──────── RECORD SET ────────

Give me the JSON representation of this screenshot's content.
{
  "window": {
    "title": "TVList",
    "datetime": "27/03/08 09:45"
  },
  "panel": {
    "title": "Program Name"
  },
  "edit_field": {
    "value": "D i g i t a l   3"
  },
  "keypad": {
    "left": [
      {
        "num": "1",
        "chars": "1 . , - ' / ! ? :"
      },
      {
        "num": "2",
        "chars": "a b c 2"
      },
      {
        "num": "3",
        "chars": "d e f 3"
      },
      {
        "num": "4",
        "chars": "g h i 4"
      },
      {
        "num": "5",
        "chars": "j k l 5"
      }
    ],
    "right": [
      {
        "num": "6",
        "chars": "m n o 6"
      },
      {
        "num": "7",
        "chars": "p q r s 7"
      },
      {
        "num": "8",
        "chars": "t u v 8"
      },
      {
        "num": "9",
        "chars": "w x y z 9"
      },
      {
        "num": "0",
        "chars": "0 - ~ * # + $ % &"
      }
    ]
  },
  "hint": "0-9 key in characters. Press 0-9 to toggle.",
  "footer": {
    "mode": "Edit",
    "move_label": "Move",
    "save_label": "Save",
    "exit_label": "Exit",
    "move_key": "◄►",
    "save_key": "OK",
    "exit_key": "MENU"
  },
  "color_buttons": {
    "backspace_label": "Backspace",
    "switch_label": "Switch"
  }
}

────────

» PROBLEM
Reproduce each entry exactly, leaving out nothing.

» SOLUTION
Give me the JSON representation of this screenshot's content.
{
  "window": {
    "title": "TVList",
    "datetime": "27/03/08 09:45"
  },
  "panel": {
    "title": "Program Name"
  },
  "edit_field": {
    "value": "D i g i t a l   3"
  },
  "keypad": {
    "left": [
      {
        "num": "1",
        "chars": "1 . , - ' / ! ? :"
      },
      {
        "num": "2",
        "chars": "a b c 2"
      },
      {
        "num": "3",
        "chars": "d e f 3"
      },
      {
        "num": "4",
        "chars": "g h i 4"
      },
      {
        "num": "5",
        "chars": "j k l 5"
      }
    ],
    "right": [
      {
        "num": "6",
        "chars": "m n o 6"
      },
      {
        "num": "7",
        "chars": "p q r s 7"
      },
      {
        "num": "8",
        "chars": "t u v 8"
      },
      {
        "num": "9",
        "chars": "w x y z 9"
      },
      {
        "num": "0",
        "chars": "0 - ~ * # + $ % &"
      }
    ]
  },
  "hint": "0-9 key in characters. Press 0-9 to toggle.",
  "footer": {
    "mode": "Edit",
    "move_label": "Move",
    "save_label": "Save",
    "exit_label": "Exit",
    "move_key": "◄►",
    "save_key": "OK",
    "exit_key": "MENU"
  },
  "color_buttons": {
    "backspace_label": "Backspace",
    "switch_label": "Switch"
  }
}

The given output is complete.